Saved entries:
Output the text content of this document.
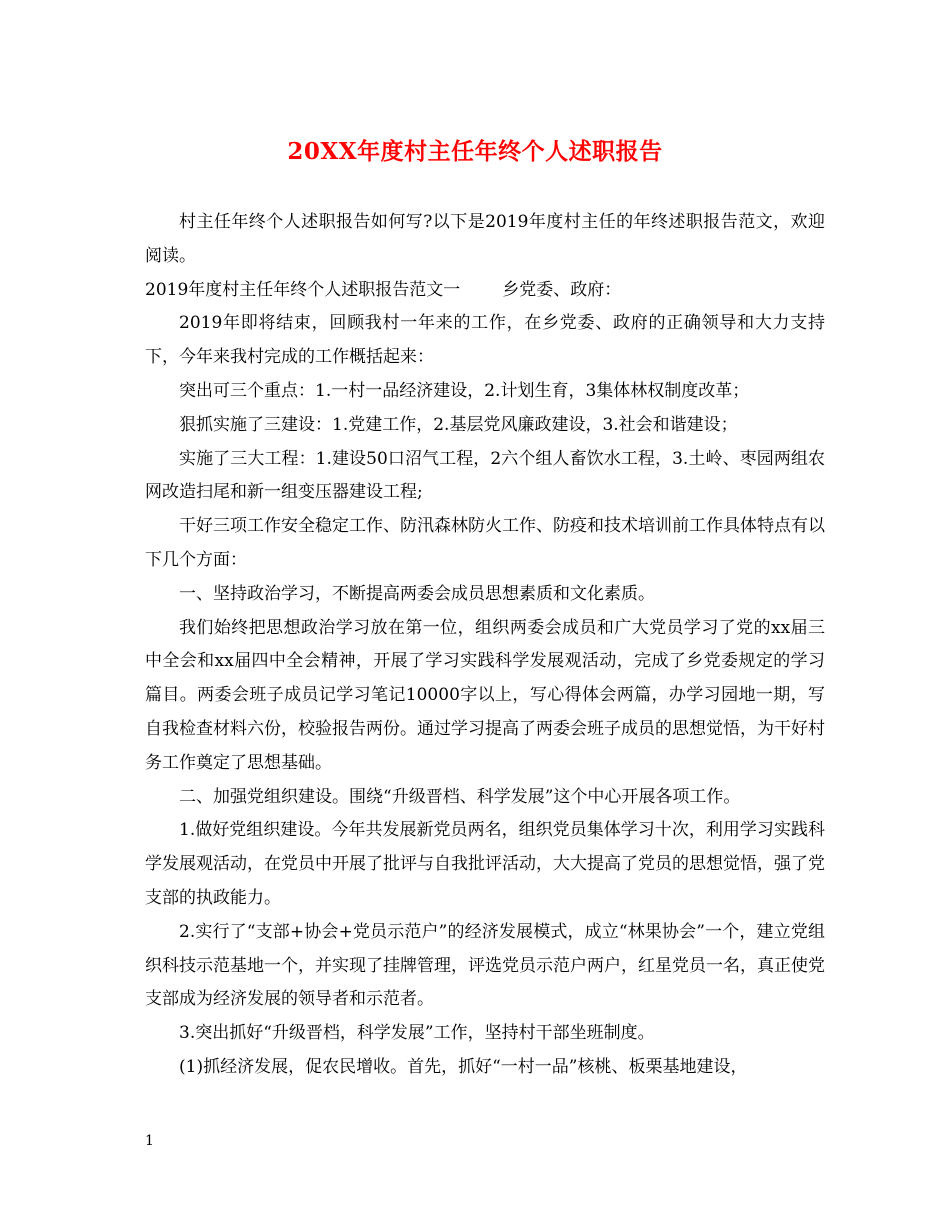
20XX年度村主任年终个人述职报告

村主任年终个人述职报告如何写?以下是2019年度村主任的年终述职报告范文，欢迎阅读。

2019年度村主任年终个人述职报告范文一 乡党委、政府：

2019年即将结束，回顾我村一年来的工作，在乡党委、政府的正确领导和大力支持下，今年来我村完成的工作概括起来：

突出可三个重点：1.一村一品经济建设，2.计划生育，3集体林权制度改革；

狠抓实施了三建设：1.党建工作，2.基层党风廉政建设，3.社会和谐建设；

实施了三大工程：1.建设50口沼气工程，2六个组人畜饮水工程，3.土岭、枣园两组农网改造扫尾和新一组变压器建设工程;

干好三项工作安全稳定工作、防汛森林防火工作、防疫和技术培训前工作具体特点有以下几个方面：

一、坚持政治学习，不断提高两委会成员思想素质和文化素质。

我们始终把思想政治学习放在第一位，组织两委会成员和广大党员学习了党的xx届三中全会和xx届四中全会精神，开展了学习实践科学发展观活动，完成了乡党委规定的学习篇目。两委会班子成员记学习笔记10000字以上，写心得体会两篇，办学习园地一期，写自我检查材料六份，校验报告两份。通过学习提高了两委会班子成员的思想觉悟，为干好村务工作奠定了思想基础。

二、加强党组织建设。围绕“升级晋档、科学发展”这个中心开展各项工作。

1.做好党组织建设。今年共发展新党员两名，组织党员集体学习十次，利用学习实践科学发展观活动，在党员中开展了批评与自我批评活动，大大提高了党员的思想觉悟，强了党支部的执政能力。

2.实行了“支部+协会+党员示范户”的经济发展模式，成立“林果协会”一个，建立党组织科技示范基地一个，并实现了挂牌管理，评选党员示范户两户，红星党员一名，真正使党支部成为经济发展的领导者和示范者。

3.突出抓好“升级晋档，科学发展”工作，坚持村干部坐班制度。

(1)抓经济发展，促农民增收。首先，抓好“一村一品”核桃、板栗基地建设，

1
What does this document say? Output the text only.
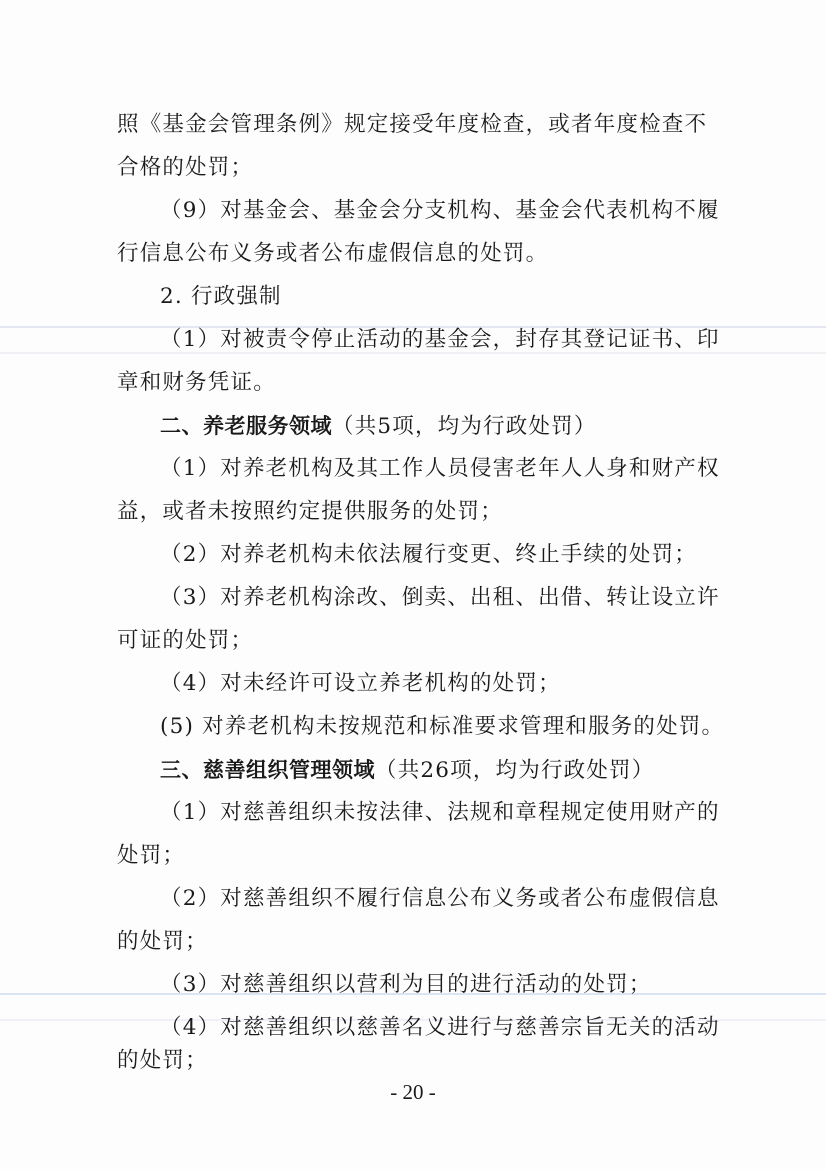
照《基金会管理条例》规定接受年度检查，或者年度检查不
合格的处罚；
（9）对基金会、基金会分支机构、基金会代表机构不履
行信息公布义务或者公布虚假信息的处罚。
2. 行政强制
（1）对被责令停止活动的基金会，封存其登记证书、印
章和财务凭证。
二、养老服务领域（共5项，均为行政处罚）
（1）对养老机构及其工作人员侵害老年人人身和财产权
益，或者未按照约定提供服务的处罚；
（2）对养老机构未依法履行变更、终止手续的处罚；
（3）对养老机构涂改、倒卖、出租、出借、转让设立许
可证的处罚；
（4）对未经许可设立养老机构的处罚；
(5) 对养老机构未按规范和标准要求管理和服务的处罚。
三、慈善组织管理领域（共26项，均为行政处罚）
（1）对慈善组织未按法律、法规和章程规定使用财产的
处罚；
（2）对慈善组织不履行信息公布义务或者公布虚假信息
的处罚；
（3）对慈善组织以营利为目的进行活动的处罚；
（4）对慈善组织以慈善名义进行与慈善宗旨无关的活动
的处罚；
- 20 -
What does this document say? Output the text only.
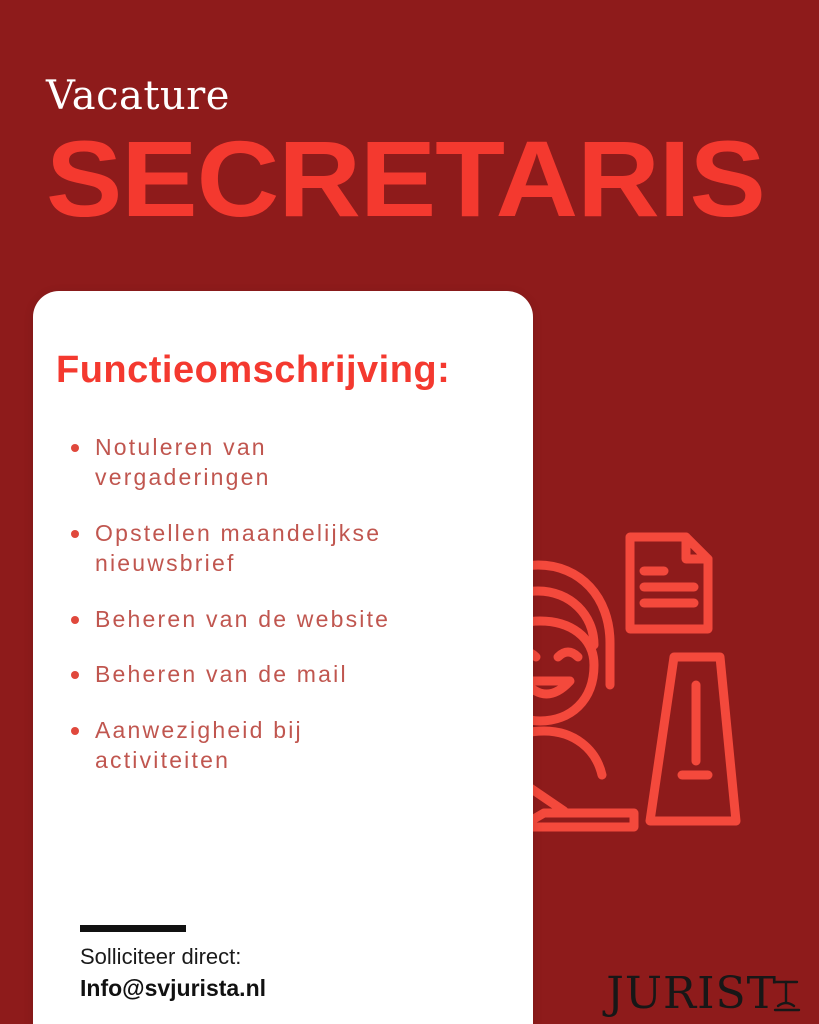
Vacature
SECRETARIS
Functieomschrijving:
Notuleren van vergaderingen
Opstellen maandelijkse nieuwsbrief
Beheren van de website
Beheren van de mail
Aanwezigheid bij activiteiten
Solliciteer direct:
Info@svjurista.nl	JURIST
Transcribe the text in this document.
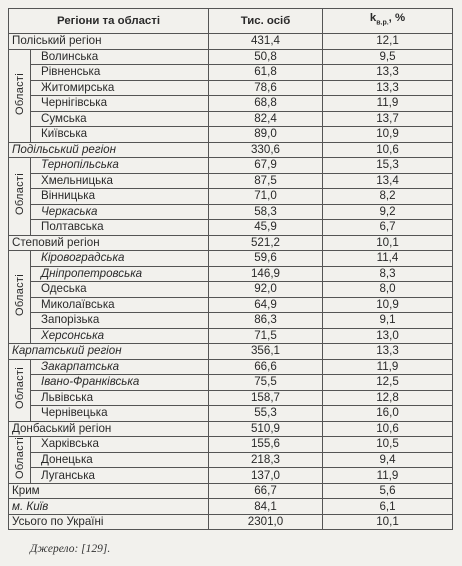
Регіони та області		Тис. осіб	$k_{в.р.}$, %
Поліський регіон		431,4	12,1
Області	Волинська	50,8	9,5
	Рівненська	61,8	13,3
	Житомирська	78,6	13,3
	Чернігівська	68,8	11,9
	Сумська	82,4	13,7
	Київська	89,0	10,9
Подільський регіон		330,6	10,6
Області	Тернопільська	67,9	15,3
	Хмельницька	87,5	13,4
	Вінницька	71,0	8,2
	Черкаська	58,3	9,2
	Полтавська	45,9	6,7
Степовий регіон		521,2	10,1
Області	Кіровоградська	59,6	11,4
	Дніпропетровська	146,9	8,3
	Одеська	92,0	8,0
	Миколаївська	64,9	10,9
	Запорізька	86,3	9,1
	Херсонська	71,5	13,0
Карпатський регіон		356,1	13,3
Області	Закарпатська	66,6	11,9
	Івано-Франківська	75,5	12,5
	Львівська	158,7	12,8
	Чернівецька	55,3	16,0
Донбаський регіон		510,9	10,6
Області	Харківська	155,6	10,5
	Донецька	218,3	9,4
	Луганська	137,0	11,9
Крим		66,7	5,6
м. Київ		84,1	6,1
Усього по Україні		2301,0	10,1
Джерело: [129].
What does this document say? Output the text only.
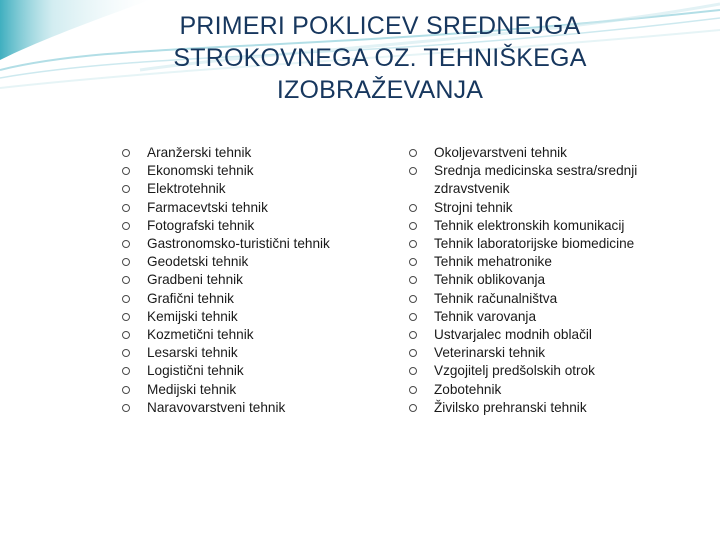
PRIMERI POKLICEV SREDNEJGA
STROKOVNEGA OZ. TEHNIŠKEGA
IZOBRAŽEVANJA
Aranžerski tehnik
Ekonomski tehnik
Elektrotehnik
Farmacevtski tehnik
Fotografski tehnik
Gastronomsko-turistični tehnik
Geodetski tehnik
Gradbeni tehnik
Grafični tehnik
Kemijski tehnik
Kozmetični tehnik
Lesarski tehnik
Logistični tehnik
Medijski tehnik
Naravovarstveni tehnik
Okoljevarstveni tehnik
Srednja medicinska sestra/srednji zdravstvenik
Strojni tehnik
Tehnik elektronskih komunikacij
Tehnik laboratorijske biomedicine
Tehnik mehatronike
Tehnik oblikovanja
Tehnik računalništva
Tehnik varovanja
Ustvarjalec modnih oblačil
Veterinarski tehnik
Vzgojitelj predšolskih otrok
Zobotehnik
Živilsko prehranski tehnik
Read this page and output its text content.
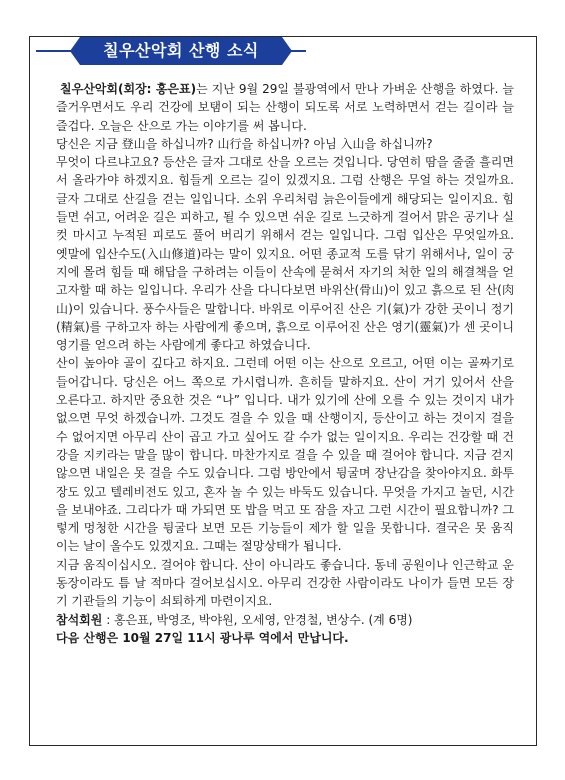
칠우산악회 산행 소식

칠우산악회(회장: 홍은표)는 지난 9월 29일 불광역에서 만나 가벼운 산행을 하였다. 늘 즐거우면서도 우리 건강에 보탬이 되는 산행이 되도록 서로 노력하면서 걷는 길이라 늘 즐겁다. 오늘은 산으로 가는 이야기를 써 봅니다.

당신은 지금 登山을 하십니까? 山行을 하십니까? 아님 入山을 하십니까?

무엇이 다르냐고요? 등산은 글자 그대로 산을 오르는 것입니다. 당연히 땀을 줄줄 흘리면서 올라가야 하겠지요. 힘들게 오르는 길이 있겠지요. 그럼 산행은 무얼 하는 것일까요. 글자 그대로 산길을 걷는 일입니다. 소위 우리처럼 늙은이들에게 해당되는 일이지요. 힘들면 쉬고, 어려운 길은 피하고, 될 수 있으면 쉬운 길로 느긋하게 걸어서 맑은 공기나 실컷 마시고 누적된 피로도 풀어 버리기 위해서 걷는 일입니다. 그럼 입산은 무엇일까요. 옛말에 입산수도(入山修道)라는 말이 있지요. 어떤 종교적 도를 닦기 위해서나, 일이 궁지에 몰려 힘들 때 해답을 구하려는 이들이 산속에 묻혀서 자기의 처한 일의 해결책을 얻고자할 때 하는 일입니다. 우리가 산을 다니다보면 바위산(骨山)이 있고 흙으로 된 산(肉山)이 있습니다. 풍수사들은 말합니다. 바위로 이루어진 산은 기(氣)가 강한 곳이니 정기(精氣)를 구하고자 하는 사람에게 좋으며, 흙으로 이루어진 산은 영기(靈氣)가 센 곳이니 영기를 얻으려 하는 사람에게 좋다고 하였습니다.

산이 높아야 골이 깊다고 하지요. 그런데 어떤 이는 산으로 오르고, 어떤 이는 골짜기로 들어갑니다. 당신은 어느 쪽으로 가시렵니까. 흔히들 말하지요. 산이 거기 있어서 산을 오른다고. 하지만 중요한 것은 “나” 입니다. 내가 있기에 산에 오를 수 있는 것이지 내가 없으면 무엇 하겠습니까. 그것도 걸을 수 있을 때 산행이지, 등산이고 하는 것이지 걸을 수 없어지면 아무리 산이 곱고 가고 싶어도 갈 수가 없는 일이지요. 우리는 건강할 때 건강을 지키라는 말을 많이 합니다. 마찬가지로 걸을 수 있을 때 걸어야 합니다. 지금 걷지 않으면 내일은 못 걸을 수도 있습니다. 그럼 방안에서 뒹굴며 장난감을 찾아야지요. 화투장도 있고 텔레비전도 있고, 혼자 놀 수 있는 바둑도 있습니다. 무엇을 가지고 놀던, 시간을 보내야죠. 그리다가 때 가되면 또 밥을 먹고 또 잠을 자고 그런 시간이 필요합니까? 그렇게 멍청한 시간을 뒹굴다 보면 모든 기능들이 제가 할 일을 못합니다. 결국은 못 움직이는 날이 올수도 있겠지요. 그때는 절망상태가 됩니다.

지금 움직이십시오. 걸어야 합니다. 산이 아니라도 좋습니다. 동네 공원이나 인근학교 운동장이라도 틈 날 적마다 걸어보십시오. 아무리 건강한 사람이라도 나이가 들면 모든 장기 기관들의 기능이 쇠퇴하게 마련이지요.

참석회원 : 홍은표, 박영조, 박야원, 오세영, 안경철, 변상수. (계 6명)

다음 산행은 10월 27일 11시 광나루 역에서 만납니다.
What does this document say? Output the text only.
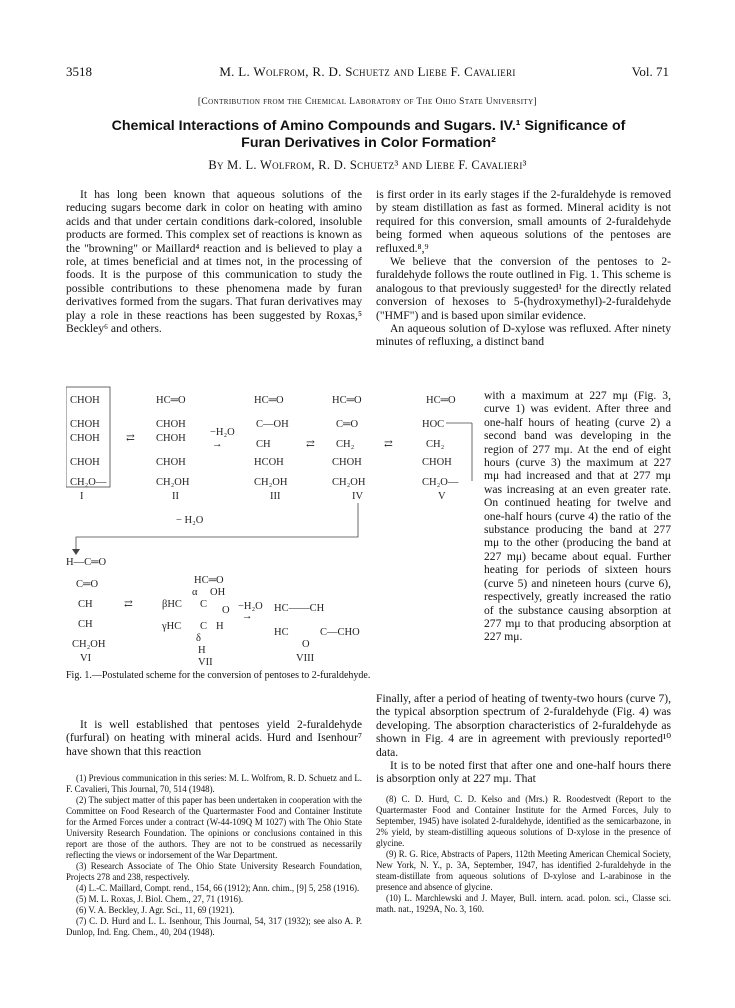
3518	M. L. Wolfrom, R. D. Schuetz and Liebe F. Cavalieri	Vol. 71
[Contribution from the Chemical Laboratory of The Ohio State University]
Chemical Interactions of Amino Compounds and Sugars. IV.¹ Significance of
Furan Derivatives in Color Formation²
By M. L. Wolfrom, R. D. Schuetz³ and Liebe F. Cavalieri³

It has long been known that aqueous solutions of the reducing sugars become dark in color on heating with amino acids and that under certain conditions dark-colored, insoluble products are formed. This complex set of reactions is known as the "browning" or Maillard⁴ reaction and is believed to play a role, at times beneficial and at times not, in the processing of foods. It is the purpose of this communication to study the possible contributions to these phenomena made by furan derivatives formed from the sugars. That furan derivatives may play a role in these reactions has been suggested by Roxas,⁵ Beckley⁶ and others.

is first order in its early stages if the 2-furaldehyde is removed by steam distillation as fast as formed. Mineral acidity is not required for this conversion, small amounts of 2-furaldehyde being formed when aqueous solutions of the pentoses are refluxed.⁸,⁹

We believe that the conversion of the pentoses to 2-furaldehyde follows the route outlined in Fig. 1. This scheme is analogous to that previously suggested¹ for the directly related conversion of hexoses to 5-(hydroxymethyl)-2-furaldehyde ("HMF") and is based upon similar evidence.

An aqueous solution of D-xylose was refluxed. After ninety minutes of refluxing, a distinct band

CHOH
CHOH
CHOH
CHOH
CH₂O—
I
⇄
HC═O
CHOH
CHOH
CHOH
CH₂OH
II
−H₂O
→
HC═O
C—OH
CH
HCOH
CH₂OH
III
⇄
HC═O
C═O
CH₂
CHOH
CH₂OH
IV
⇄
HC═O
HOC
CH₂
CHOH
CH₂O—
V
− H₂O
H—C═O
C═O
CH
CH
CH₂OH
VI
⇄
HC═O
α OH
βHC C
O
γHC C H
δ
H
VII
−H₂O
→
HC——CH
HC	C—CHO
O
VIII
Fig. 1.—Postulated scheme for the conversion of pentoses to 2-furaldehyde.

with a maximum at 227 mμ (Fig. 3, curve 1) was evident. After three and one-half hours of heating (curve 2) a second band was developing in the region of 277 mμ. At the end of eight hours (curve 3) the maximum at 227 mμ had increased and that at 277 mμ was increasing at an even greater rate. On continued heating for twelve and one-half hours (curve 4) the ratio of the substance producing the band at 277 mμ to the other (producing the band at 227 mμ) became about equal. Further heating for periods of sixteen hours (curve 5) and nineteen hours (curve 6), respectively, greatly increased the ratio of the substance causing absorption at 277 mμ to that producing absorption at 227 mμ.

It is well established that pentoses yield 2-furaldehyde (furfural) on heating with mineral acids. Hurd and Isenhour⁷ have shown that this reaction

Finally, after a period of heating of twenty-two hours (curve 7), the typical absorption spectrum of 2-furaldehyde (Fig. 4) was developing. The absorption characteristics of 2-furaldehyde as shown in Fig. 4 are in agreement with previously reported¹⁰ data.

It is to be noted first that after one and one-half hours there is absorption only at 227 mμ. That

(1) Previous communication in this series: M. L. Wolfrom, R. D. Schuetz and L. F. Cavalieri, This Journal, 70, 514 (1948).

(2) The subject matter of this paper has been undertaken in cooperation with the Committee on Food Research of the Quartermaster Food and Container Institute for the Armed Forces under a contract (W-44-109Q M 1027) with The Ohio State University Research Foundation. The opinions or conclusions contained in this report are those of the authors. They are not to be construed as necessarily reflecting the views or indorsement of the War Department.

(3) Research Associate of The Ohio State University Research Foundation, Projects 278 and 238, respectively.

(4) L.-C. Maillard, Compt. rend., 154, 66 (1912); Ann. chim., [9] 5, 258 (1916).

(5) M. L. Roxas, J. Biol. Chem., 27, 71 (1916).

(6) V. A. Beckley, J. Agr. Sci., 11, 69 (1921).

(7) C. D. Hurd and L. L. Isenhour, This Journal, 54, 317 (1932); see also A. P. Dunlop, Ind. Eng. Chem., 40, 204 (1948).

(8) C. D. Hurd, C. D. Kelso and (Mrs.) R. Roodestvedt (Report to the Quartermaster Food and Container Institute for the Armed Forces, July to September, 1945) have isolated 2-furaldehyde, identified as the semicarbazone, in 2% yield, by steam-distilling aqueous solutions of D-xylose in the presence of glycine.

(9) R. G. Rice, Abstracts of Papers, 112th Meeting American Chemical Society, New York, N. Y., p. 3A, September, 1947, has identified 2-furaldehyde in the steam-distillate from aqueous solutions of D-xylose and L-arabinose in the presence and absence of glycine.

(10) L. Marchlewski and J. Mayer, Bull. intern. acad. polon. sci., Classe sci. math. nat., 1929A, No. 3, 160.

• Written task:
Tally the lines containing "칠우산악회". Provide the number without any other words.

• Exercise answer:
2